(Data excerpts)
"""
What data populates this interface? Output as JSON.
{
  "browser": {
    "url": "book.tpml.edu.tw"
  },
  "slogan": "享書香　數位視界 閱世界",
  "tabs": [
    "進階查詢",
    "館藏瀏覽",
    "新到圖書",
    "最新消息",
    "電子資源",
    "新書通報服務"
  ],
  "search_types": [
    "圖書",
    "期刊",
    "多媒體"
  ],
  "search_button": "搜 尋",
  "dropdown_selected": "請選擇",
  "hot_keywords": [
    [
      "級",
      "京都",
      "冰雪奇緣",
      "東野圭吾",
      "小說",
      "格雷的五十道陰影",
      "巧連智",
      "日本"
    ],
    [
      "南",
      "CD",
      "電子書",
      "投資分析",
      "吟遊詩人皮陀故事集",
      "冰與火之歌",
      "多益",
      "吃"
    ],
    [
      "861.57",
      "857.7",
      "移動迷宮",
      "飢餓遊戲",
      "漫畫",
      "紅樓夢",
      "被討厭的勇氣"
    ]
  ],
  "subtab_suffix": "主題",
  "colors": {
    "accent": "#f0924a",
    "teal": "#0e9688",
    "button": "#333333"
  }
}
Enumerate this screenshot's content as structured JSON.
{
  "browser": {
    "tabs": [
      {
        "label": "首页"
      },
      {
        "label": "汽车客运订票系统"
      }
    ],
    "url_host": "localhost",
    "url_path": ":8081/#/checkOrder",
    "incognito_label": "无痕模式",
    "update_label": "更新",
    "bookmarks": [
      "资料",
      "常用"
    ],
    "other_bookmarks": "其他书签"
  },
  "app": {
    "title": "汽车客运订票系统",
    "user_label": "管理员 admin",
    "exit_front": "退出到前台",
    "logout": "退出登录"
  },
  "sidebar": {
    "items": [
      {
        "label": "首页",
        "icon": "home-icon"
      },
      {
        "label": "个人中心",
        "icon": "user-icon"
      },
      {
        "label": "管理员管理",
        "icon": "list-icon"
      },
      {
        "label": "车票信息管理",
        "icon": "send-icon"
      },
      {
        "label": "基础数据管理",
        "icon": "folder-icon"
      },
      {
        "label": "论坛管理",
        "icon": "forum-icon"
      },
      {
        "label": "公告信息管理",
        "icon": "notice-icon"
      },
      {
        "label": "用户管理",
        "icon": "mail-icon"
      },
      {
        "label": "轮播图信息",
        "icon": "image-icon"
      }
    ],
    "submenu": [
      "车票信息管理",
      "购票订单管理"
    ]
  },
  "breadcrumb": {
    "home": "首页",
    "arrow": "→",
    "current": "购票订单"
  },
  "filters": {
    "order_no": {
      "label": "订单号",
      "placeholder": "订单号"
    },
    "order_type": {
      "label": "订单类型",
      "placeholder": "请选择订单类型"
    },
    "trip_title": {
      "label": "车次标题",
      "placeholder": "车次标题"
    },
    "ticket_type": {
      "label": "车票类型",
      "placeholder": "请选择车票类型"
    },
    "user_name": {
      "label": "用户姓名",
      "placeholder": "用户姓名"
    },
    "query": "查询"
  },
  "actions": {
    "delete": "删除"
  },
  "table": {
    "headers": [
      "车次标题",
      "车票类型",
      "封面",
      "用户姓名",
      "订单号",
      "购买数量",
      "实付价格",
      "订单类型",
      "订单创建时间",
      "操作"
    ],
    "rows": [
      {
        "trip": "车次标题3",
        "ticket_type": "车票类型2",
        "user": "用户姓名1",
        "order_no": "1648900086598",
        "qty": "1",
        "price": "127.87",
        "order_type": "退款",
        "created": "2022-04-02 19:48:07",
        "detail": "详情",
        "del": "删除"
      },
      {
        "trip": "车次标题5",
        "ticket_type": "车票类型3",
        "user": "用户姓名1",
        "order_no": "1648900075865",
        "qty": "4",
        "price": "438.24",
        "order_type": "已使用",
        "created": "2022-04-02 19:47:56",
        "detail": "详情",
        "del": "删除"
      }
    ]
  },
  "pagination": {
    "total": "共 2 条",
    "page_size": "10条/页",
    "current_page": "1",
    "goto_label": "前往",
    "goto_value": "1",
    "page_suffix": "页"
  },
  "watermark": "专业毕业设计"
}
"""
Print the material once more, exactly.

What data populates this interface? Output as JSON.
{
  "browser": {
    "url": "book.tpml.edu.tw"
  },
  "slogan": "享書香　數位視界 閱世界",
  "tabs": [
    "進階查詢",
    "館藏瀏覽",
    "新到圖書",
    "最新消息",
    "電子資源",
    "新書通報服務"
  ],
  "search_types": [
    "圖書",
    "期刊",
    "多媒體"
  ],
  "search_button": "搜 尋",
  "dropdown_selected": "請選擇",
  "hot_keywords": [
    [
      "級",
      "京都",
      "冰雪奇緣",
      "東野圭吾",
      "小說",
      "格雷的五十道陰影",
      "巧連智",
      "日本"
    ],
    [
      "南",
      "CD",
      "電子書",
      "投資分析",
      "吟遊詩人皮陀故事集",
      "冰與火之歌",
      "多益",
      "吃"
    ],
    [
      "861.57",
      "857.7",
      "移動迷宮",
      "飢餓遊戲",
      "漫畫",
      "紅樓夢",
      "被討厭的勇氣"
    ]
  ],
  "subtab_suffix": "主題",
  "colors": {
    "accent": "#f0924a",
    "teal": "#0e9688",
    "button": "#333333"
  }
}
Enumerate this screenshot's content as structured JSON.
{
  "browser": {
    "tabs": [
      {
        "label": "首页"
      },
      {
        "label": "汽车客运订票系统"
      }
    ],
    "url_host": "localhost",
    "url_path": ":8081/#/checkOrder",
    "incognito_label": "无痕模式",
    "update_label": "更新",
    "bookmarks": [
      "资料",
      "常用"
    ],
    "other_bookmarks": "其他书签"
  },
  "app": {
    "title": "汽车客运订票系统",
    "user_label": "管理员 admin",
    "exit_front": "退出到前台",
    "logout": "退出登录"
  },
  "sidebar": {
    "items": [
      {
        "label": "首页",
        "icon": "home-icon"
      },
      {
        "label": "个人中心",
        "icon": "user-icon"
      },
      {
        "label": "管理员管理",
        "icon": "list-icon"
      },
      {
        "label": "车票信息管理",
        "icon": "send-icon"
      },
      {
        "label": "基础数据管理",
        "icon": "folder-icon"
      },
      {
        "label": "论坛管理",
        "icon": "forum-icon"
      },
      {
        "label": "公告信息管理",
        "icon": "notice-icon"
      },
      {
        "label": "用户管理",
        "icon": "mail-icon"
      },
      {
        "label": "轮播图信息",
        "icon": "image-icon"
      }
    ],
    "submenu": [
      "车票信息管理",
      "购票订单管理"
    ]
  },
  "breadcrumb": {
    "home": "首页",
    "arrow": "→",
    "current": "购票订单"
  },
  "filters": {
    "order_no": {
      "label": "订单号",
      "placeholder": "订单号"
    },
    "order_type": {
      "label": "订单类型",
      "placeholder": "请选择订单类型"
    },
    "trip_title": {
      "label": "车次标题",
      "placeholder": "车次标题"
    },
    "ticket_type": {
      "label": "车票类型",
      "placeholder": "请选择车票类型"
    },
    "user_name": {
      "label": "用户姓名",
      "placeholder": "用户姓名"
    },
    "query": "查询"
  },
  "actions": {
    "delete": "删除"
  },
  "table": {
    "headers": [
      "车次标题",
      "车票类型",
      "封面",
      "用户姓名",
      "订单号",
      "购买数量",
      "实付价格",
      "订单类型",
      "订单创建时间",
      "操作"
    ],
    "rows": [
      {
        "trip": "车次标题3",
        "ticket_type": "车票类型2",
        "user": "用户姓名1",
        "order_no": "1648900086598",
        "qty": "1",
        "price": "127.87",
        "order_type": "退款",
        "created": "2022-04-02 19:48:07",
        "detail": "详情",
        "del": "删除"
      },
      {
        "trip": "车次标题5",
        "ticket_type": "车票类型3",
        "user": "用户姓名1",
        "order_no": "1648900075865",
        "qty": "4",
        "price": "438.24",
        "order_type": "已使用",
        "created": "2022-04-02 19:47:56",
        "detail": "详情",
        "del": "删除"
      }
    ]
  },
  "pagination": {
    "total": "共 2 条",
    "page_size": "10条/页",
    "current_page": "1",
    "goto_label": "前往",
    "goto_value": "1",
    "page_suffix": "页"
  },
  "watermark": "专业毕业设计"
}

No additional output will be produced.